Using the material below, work out how many lines contain the word "image". Reply with the number and nothing more.

━━ Data lines ━━

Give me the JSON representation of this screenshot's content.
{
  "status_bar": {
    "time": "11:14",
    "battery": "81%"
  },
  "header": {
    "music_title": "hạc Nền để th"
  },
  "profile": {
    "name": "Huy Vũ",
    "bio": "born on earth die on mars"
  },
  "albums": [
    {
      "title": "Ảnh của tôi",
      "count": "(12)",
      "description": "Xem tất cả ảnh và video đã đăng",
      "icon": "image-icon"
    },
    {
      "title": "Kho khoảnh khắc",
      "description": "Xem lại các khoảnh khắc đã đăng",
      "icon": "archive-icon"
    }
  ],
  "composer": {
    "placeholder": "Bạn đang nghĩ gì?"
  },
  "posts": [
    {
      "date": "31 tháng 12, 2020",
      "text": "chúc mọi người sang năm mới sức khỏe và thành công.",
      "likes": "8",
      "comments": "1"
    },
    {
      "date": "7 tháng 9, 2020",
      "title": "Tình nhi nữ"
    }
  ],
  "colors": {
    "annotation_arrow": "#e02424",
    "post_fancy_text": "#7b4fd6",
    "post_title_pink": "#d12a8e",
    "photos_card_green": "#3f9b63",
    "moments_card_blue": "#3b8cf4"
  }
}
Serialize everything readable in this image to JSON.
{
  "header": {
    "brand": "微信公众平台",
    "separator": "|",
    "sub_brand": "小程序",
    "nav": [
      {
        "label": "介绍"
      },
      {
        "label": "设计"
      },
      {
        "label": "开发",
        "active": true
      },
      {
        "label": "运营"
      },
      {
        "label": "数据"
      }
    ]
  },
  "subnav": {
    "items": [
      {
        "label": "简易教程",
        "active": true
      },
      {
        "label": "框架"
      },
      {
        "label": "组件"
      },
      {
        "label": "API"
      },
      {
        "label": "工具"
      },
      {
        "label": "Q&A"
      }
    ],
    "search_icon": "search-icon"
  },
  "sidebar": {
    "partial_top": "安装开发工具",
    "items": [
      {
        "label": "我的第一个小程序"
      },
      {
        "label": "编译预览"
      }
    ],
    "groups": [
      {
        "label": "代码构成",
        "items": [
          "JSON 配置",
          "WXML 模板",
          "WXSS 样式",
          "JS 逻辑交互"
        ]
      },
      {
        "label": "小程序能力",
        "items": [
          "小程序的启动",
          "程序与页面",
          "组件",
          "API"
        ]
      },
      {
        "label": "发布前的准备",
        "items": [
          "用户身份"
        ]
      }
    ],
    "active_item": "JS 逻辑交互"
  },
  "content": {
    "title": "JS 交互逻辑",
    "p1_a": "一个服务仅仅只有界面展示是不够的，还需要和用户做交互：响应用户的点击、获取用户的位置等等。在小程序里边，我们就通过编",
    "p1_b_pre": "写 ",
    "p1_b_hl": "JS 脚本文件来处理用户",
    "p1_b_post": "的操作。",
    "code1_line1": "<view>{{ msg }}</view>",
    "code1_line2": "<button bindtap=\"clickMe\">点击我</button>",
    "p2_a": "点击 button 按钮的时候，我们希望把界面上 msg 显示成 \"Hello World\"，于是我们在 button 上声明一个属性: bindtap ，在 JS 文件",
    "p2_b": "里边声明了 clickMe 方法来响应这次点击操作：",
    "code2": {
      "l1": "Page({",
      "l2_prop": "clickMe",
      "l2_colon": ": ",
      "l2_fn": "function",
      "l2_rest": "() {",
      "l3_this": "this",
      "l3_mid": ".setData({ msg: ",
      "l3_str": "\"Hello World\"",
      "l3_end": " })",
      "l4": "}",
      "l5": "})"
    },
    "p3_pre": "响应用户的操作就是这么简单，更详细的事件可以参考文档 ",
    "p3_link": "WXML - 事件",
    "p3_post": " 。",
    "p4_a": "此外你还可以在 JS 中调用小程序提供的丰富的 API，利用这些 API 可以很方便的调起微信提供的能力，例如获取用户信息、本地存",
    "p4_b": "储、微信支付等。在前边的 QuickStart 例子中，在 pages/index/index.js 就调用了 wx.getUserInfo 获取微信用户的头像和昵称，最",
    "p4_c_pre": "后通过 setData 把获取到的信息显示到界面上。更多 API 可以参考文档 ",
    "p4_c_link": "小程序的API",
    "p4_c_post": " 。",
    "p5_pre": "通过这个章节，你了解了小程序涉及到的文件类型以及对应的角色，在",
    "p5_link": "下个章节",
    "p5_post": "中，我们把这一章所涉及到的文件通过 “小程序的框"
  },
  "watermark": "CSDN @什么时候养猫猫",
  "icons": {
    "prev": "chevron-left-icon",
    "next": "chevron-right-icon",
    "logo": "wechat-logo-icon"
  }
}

━━━

Output below:
2